▶ _Exercise goal_: Read the data and repeat it in full, exactly.

§

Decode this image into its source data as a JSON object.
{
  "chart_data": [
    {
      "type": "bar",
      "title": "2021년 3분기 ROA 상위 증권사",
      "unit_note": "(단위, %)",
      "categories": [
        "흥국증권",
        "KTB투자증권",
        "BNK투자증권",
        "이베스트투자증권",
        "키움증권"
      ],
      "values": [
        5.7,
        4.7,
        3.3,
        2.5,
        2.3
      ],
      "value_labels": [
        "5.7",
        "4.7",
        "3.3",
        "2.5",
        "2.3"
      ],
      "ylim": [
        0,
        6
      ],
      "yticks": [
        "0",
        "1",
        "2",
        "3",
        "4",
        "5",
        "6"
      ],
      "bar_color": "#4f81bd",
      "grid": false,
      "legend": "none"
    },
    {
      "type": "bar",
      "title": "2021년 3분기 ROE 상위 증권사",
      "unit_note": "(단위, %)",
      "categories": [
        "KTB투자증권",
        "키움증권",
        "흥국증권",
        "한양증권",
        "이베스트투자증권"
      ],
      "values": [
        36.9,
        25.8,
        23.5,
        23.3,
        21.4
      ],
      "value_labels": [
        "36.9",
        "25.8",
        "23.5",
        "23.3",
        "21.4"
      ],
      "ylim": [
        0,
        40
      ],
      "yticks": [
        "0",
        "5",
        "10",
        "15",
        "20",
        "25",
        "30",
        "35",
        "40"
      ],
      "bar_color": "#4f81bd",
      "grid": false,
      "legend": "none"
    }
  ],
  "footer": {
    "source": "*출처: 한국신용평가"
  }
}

§

▶ _Problem solution_:
Decode this image into its source data as a JSON object.
{
  "chart_data": [
    {
      "type": "bar",
      "title": "2021년 3분기 ROA 상위 증권사",
      "unit_note": "(단위, %)",
      "categories": [
        "흥국증권",
        "KTB투자증권",
        "BNK투자증권",
        "이베스트투자증권",
        "키움증권"
      ],
      "values": [
        5.7,
        4.7,
        3.3,
        2.5,
        2.3
      ],
      "value_labels": [
        "5.7",
        "4.7",
        "3.3",
        "2.5",
        "2.3"
      ],
      "ylim": [
        0,
        6
      ],
      "yticks": [
        "0",
        "1",
        "2",
        "3",
        "4",
        "5",
        "6"
      ],
      "bar_color": "#4f81bd",
      "grid": false,
      "legend": "none"
    },
    {
      "type": "bar",
      "title": "2021년 3분기 ROE 상위 증권사",
      "unit_note": "(단위, %)",
      "categories": [
        "KTB투자증권",
        "키움증권",
        "흥국증권",
        "한양증권",
        "이베스트투자증권"
      ],
      "values": [
        36.9,
        25.8,
        23.5,
        23.3,
        21.4
      ],
      "value_labels": [
        "36.9",
        "25.8",
        "23.5",
        "23.3",
        "21.4"
      ],
      "ylim": [
        0,
        40
      ],
      "yticks": [
        "0",
        "5",
        "10",
        "15",
        "20",
        "25",
        "30",
        "35",
        "40"
      ],
      "bar_color": "#4f81bd",
      "grid": false,
      "legend": "none"
    }
  ],
  "footer": {
    "source": "*출처: 한국신용평가"
  }
}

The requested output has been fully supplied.